─── Provided passage ───

# Ft. Pickens pier



## supatooma15 (Mar 6, 2009)

Does anyone have a clue when we are going to be able to drive to pier?


----------



## Telum Pisces (Sep 27, 2007)

Some reports say the road is supposed to be completed by the end of May.


----------



## FlFrayedKnot (Feb 15, 2009)

I called the Park Service this week and they said "end of April" for the road opening. Knowing govenment contracts and those actions somewhat; I would bet on the end of May, maybe.

I would like to get out there and camp and fish the area before the weather gets too hot but the only ways in now are road (ride with a certified contractor) or on one of the apporved water taxis if you have no boat.


----------



## lureslinger (Oct 5, 2007)

I'm looking forward to fishing off the shore at Fort Pickens. It gives us shorebound anglers access to deep water in the pass area. I had a lot of fun out there pre-Ivan.


----------



## true-king (Oct 2, 2007)

Sounds good! I'll surely fish down there.


----------



## getbent (Oct 2, 2007)

fishing, camping , pickens is great


----------



## onemorecast (Feb 16, 2009)

The fishing was smokin at pickens back in the day! I can't wait to get back out there. Heard April for opening.


----------



## supatooma15 (Mar 6, 2009)

It will be one great day when that road opens.


----------



## pogypumper (Mar 24, 2008)

I want to take my girls camping out there this yearvia my boat before the heat sets in. 

Can anybody give me a heads-up on what thelaws are regarding campfires in federal parks? I want to haul some wood over when we go but I want to make sure it's legal. I know it's pretty common on the other side of the pass around Ft. Mcraebut I wasn't sure about Pickens.

Thanks


----------



## GONU (Oct 3, 2007)

The Sheephead should be on fire out there right now. Last year this time, I could eaisly catch a limit in a day. man those things are good eating.


----------

───

Prompt 1 >> According to the Ft. Pickens pier thread, what date did the Park Service give for the road opening?
The rows that come next are unrelated to the Ft. Pickens pier thread.

─── Data excerpts ───

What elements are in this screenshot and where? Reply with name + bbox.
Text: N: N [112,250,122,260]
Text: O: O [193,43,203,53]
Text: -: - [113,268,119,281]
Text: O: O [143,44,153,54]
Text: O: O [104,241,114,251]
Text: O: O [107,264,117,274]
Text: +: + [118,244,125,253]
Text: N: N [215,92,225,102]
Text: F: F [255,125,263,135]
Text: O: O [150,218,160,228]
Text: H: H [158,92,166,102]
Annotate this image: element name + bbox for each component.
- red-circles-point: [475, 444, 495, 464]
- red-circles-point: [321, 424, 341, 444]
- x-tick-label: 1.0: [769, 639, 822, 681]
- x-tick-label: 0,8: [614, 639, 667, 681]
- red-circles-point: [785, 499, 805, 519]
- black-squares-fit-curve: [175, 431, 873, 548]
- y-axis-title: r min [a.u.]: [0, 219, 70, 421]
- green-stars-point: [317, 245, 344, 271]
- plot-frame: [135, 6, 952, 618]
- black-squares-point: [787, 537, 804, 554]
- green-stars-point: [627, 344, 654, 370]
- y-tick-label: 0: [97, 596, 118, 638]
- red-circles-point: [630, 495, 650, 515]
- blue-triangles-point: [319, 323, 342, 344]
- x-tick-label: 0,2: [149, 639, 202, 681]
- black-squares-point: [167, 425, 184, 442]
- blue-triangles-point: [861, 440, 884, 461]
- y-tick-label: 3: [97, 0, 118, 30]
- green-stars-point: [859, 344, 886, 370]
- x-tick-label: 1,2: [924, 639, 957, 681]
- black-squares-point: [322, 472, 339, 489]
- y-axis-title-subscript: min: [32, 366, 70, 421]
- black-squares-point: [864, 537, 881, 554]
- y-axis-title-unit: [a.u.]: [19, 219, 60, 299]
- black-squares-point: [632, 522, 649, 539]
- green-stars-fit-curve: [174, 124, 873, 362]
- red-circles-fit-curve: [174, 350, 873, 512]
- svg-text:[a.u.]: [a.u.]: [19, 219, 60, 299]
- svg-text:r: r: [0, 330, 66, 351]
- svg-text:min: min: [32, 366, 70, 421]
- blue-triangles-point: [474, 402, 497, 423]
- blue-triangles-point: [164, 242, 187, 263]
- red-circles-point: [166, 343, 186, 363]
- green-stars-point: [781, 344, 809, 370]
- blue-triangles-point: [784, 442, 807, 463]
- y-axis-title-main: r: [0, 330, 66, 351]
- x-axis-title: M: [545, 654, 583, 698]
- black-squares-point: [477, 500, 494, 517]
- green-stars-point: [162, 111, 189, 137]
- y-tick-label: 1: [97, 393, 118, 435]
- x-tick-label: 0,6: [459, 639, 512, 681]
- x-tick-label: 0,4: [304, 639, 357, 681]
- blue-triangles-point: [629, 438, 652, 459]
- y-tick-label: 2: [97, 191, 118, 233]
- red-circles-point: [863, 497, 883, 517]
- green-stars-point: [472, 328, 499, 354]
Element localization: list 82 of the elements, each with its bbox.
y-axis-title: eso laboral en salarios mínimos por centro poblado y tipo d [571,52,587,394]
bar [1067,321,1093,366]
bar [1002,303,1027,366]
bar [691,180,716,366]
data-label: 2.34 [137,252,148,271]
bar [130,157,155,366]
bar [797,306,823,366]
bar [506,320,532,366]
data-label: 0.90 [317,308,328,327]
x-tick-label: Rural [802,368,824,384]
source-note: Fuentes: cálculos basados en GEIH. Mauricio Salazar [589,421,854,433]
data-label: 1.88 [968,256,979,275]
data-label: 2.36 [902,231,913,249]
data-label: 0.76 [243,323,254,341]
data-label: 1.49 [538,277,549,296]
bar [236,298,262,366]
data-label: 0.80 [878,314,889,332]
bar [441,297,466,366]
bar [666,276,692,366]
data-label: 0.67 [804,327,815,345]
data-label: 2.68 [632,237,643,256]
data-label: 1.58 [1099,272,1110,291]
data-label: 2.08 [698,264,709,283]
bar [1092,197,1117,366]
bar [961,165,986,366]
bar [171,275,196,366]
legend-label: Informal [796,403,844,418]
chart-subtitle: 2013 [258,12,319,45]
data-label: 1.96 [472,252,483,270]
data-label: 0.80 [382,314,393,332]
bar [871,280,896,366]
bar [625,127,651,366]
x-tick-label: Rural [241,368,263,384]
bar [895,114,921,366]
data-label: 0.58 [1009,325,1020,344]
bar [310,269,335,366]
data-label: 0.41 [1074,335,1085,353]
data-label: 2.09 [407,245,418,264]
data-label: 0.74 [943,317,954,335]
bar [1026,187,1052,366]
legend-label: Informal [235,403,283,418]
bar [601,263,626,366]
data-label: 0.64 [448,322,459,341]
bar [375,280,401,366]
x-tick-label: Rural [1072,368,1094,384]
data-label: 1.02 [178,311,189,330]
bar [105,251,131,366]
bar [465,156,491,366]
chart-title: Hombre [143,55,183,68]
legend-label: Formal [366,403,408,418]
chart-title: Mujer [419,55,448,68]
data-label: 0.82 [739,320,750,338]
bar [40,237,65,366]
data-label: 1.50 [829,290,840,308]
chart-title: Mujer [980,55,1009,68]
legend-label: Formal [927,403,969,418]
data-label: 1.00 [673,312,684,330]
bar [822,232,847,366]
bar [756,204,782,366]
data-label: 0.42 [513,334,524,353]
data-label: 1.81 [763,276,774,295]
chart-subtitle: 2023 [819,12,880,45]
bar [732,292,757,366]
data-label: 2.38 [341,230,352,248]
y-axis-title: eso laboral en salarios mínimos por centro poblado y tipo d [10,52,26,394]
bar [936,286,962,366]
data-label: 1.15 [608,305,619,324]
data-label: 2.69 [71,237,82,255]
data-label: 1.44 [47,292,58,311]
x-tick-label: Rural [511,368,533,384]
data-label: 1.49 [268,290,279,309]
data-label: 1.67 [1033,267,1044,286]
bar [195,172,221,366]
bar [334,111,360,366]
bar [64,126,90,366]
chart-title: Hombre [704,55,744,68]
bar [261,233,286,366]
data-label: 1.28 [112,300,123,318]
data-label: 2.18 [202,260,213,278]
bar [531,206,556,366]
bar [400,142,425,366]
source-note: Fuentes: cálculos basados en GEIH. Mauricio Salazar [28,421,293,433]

───

Prompt 2 >> Rewrite the rows from the first one through the line with "- x-tick-label: 1.0: [769, 639, 822, 681]", changing "red-circles-point" to "red-dots-point" and keeping everything else the same.

Right answer 1 >> End of April.

Right answer 2 >>
What elements are in this screenshot and where? Reply with name + bbox.
Text: N: N [112,250,122,260]
Text: O: O [193,43,203,53]
Text: -: - [113,268,119,281]
Text: O: O [143,44,153,54]
Text: O: O [104,241,114,251]
Text: O: O [107,264,117,274]
Text: +: + [118,244,125,253]
Text: N: N [215,92,225,102]
Text: F: F [255,125,263,135]
Text: O: O [150,218,160,228]
Text: H: H [158,92,166,102]
Annotate this image: element name + bbox for each component.
- red-dots-point: [475, 444, 495, 464]
- red-dots-point: [321, 424, 341, 444]
- x-tick-label: 1.0: [769, 639, 822, 681]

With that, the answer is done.